[Figure contents as structured data]
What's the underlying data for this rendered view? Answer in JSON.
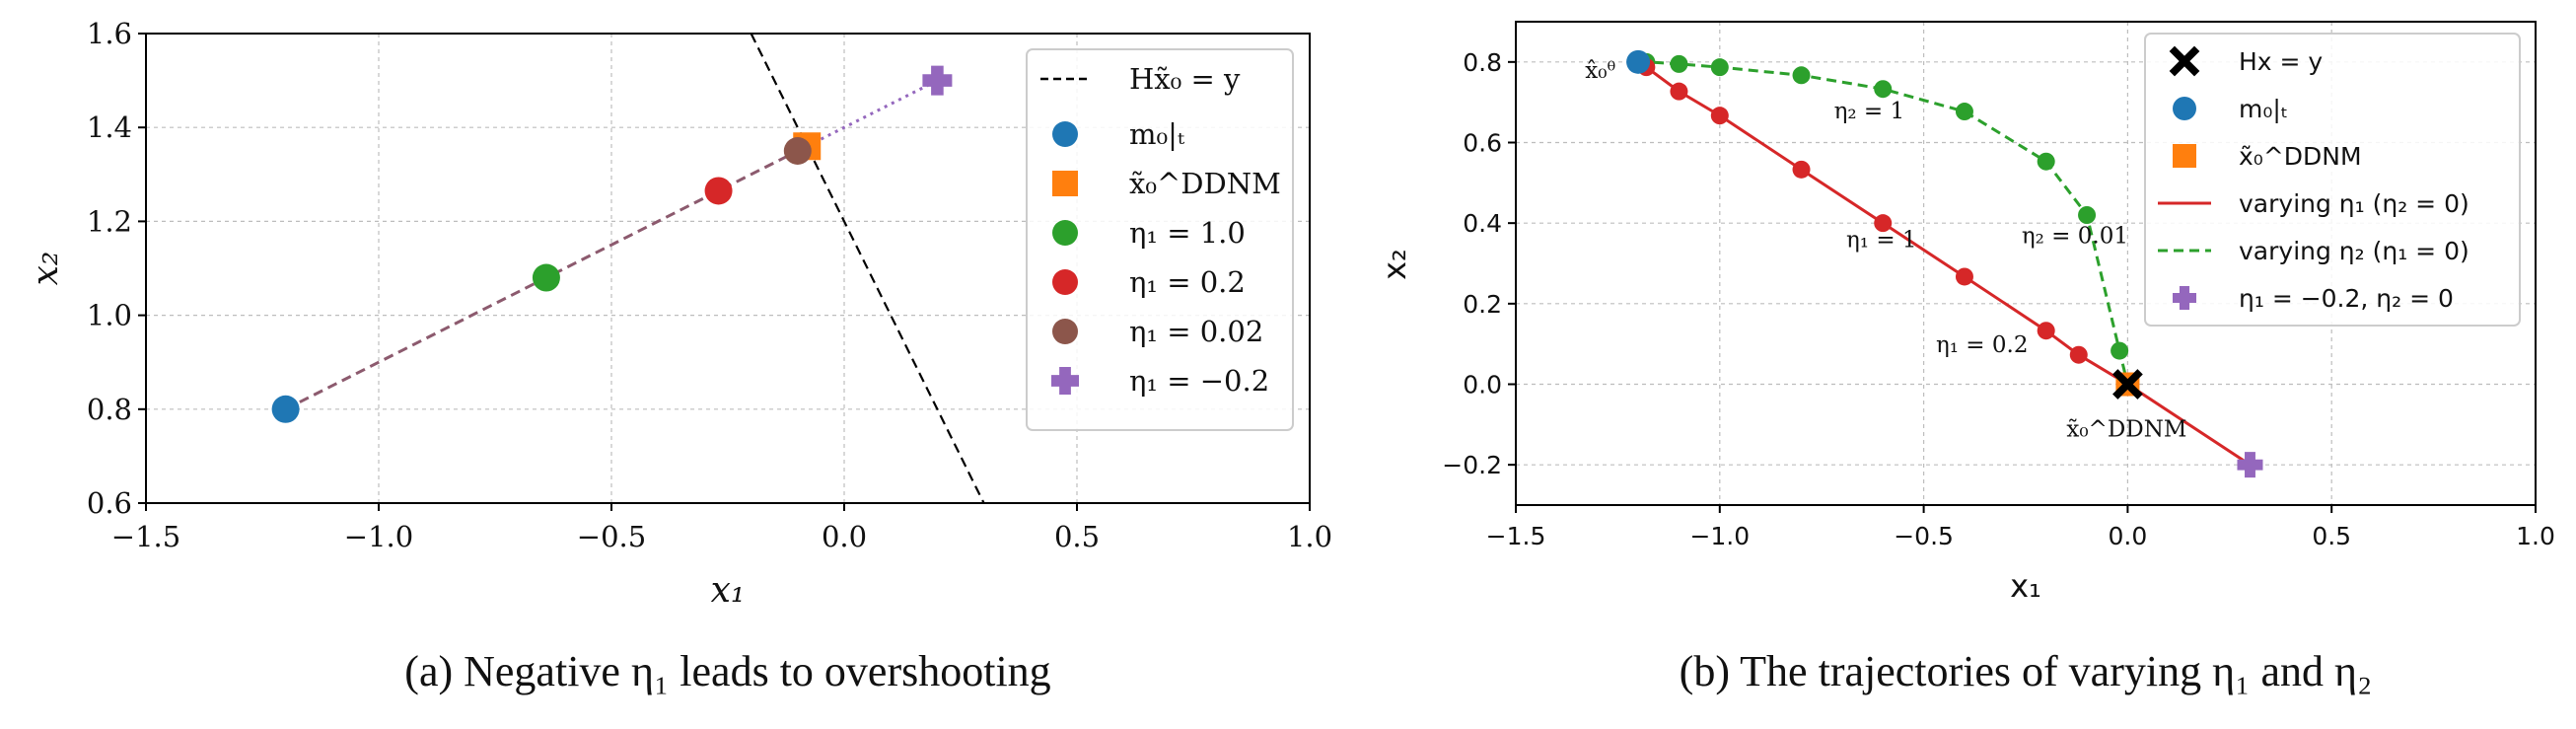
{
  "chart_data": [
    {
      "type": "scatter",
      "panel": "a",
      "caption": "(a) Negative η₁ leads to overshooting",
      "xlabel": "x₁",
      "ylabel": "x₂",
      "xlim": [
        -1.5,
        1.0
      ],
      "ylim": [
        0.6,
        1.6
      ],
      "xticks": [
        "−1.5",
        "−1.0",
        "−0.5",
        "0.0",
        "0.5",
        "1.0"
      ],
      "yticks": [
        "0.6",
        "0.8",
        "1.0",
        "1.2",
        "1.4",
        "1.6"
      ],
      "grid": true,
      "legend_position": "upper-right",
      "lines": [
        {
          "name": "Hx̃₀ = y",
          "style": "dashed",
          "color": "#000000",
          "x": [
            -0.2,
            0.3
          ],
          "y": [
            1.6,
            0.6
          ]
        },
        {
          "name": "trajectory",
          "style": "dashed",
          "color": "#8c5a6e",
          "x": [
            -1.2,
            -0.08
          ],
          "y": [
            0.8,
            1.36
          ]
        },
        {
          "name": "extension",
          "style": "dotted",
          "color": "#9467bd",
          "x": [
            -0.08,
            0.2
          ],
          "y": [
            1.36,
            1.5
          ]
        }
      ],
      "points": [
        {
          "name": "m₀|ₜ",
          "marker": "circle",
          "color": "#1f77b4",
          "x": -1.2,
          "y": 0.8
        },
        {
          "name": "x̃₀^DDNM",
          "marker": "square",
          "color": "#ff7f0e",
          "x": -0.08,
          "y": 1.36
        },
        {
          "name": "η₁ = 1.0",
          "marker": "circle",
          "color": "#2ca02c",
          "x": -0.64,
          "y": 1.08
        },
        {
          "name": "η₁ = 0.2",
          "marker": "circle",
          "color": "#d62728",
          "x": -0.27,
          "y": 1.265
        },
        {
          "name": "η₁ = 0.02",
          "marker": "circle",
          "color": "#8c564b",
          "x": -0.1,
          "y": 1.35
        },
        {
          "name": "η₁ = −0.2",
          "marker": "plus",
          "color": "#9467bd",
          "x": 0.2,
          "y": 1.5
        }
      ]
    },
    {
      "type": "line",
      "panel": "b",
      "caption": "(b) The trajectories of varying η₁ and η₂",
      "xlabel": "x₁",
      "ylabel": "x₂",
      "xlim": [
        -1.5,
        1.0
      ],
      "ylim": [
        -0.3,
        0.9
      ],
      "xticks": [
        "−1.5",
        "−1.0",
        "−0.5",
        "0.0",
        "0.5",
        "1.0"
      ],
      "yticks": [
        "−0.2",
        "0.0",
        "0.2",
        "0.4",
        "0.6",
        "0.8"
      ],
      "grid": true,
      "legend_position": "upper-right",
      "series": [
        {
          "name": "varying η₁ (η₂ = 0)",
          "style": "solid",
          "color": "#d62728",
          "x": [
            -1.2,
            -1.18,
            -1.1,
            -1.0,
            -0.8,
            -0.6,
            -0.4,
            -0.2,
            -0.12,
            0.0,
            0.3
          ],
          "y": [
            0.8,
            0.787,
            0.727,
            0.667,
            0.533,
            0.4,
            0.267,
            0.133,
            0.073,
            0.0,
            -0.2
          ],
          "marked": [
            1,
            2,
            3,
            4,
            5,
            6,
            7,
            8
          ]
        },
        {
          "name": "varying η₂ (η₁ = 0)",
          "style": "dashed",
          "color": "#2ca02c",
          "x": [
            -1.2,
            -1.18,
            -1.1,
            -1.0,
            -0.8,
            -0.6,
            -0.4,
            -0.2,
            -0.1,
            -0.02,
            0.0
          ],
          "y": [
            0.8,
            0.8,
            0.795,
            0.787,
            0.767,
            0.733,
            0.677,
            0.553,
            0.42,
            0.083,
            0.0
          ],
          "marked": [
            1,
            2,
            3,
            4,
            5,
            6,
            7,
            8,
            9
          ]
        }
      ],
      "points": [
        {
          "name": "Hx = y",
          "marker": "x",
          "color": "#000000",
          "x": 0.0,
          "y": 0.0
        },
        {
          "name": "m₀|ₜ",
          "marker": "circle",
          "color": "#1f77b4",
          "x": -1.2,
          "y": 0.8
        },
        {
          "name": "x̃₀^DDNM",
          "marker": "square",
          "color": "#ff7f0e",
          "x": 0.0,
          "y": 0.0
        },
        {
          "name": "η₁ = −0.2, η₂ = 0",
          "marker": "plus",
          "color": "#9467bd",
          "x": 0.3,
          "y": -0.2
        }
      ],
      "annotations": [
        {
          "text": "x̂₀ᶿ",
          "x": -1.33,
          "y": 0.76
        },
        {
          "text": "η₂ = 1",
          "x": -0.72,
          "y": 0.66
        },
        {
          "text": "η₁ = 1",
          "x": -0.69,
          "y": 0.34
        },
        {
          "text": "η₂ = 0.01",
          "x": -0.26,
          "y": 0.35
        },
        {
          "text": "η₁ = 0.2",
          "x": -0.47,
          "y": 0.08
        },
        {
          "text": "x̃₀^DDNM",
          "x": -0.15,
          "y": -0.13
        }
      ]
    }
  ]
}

AIM OF THE EXERCISE ▸
Copy the records word for word, leaving no picture in the copy.

REPLY ▸
What's the underlying data for this rendered view? Answer in JSON.
{
  "chart_data": [
    {
      "type": "scatter",
      "panel": "a",
      "caption": "(a) Negative η₁ leads to overshooting",
      "xlabel": "x₁",
      "ylabel": "x₂",
      "xlim": [
        -1.5,
        1.0
      ],
      "ylim": [
        0.6,
        1.6
      ],
      "xticks": [
        "−1.5",
        "−1.0",
        "−0.5",
        "0.0",
        "0.5",
        "1.0"
      ],
      "yticks": [
        "0.6",
        "0.8",
        "1.0",
        "1.2",
        "1.4",
        "1.6"
      ],
      "grid": true,
      "legend_position": "upper-right",
      "lines": [
        {
          "name": "Hx̃₀ = y",
          "style": "dashed",
          "color": "#000000",
          "x": [
            -0.2,
            0.3
          ],
          "y": [
            1.6,
            0.6
          ]
        },
        {
          "name": "trajectory",
          "style": "dashed",
          "color": "#8c5a6e",
          "x": [
            -1.2,
            -0.08
          ],
          "y": [
            0.8,
            1.36
          ]
        },
        {
          "name": "extension",
          "style": "dotted",
          "color": "#9467bd",
          "x": [
            -0.08,
            0.2
          ],
          "y": [
            1.36,
            1.5
          ]
        }
      ],
      "points": [
        {
          "name": "m₀|ₜ",
          "marker": "circle",
          "color": "#1f77b4",
          "x": -1.2,
          "y": 0.8
        },
        {
          "name": "x̃₀^DDNM",
          "marker": "square",
          "color": "#ff7f0e",
          "x": -0.08,
          "y": 1.36
        },
        {
          "name": "η₁ = 1.0",
          "marker": "circle",
          "color": "#2ca02c",
          "x": -0.64,
          "y": 1.08
        },
        {
          "name": "η₁ = 0.2",
          "marker": "circle",
          "color": "#d62728",
          "x": -0.27,
          "y": 1.265
        },
        {
          "name": "η₁ = 0.02",
          "marker": "circle",
          "color": "#8c564b",
          "x": -0.1,
          "y": 1.35
        },
        {
          "name": "η₁ = −0.2",
          "marker": "plus",
          "color": "#9467bd",
          "x": 0.2,
          "y": 1.5
        }
      ]
    },
    {
      "type": "line",
      "panel": "b",
      "caption": "(b) The trajectories of varying η₁ and η₂",
      "xlabel": "x₁",
      "ylabel": "x₂",
      "xlim": [
        -1.5,
        1.0
      ],
      "ylim": [
        -0.3,
        0.9
      ],
      "xticks": [
        "−1.5",
        "−1.0",
        "−0.5",
        "0.0",
        "0.5",
        "1.0"
      ],
      "yticks": [
        "−0.2",
        "0.0",
        "0.2",
        "0.4",
        "0.6",
        "0.8"
      ],
      "grid": true,
      "legend_position": "upper-right",
      "series": [
        {
          "name": "varying η₁ (η₂ = 0)",
          "style": "solid",
          "color": "#d62728",
          "x": [
            -1.2,
            -1.18,
            -1.1,
            -1.0,
            -0.8,
            -0.6,
            -0.4,
            -0.2,
            -0.12,
            0.0,
            0.3
          ],
          "y": [
            0.8,
            0.787,
            0.727,
            0.667,
            0.533,
            0.4,
            0.267,
            0.133,
            0.073,
            0.0,
            -0.2
          ],
          "marked": [
            1,
            2,
            3,
            4,
            5,
            6,
            7,
            8
          ]
        },
        {
          "name": "varying η₂ (η₁ = 0)",
          "style": "dashed",
          "color": "#2ca02c",
          "x": [
            -1.2,
            -1.18,
            -1.1,
            -1.0,
            -0.8,
            -0.6,
            -0.4,
            -0.2,
            -0.1,
            -0.02,
            0.0
          ],
          "y": [
            0.8,
            0.8,
            0.795,
            0.787,
            0.767,
            0.733,
            0.677,
            0.553,
            0.42,
            0.083,
            0.0
          ],
          "marked": [
            1,
            2,
            3,
            4,
            5,
            6,
            7,
            8,
            9
          ]
        }
      ],
      "points": [
        {
          "name": "Hx = y",
          "marker": "x",
          "color": "#000000",
          "x": 0.0,
          "y": 0.0
        },
        {
          "name": "m₀|ₜ",
          "marker": "circle",
          "color": "#1f77b4",
          "x": -1.2,
          "y": 0.8
        },
        {
          "name": "x̃₀^DDNM",
          "marker": "square",
          "color": "#ff7f0e",
          "x": 0.0,
          "y": 0.0
        },
        {
          "name": "η₁ = −0.2, η₂ = 0",
          "marker": "plus",
          "color": "#9467bd",
          "x": 0.3,
          "y": -0.2
        }
      ],
      "annotations": [
        {
          "text": "x̂₀ᶿ",
          "x": -1.33,
          "y": 0.76
        },
        {
          "text": "η₂ = 1",
          "x": -0.72,
          "y": 0.66
        },
        {
          "text": "η₁ = 1",
          "x": -0.69,
          "y": 0.34
        },
        {
          "text": "η₂ = 0.01",
          "x": -0.26,
          "y": 0.35
        },
        {
          "text": "η₁ = 0.2",
          "x": -0.47,
          "y": 0.08
        },
        {
          "text": "x̃₀^DDNM",
          "x": -0.15,
          "y": -0.13
        }
      ]
    }
  ]
}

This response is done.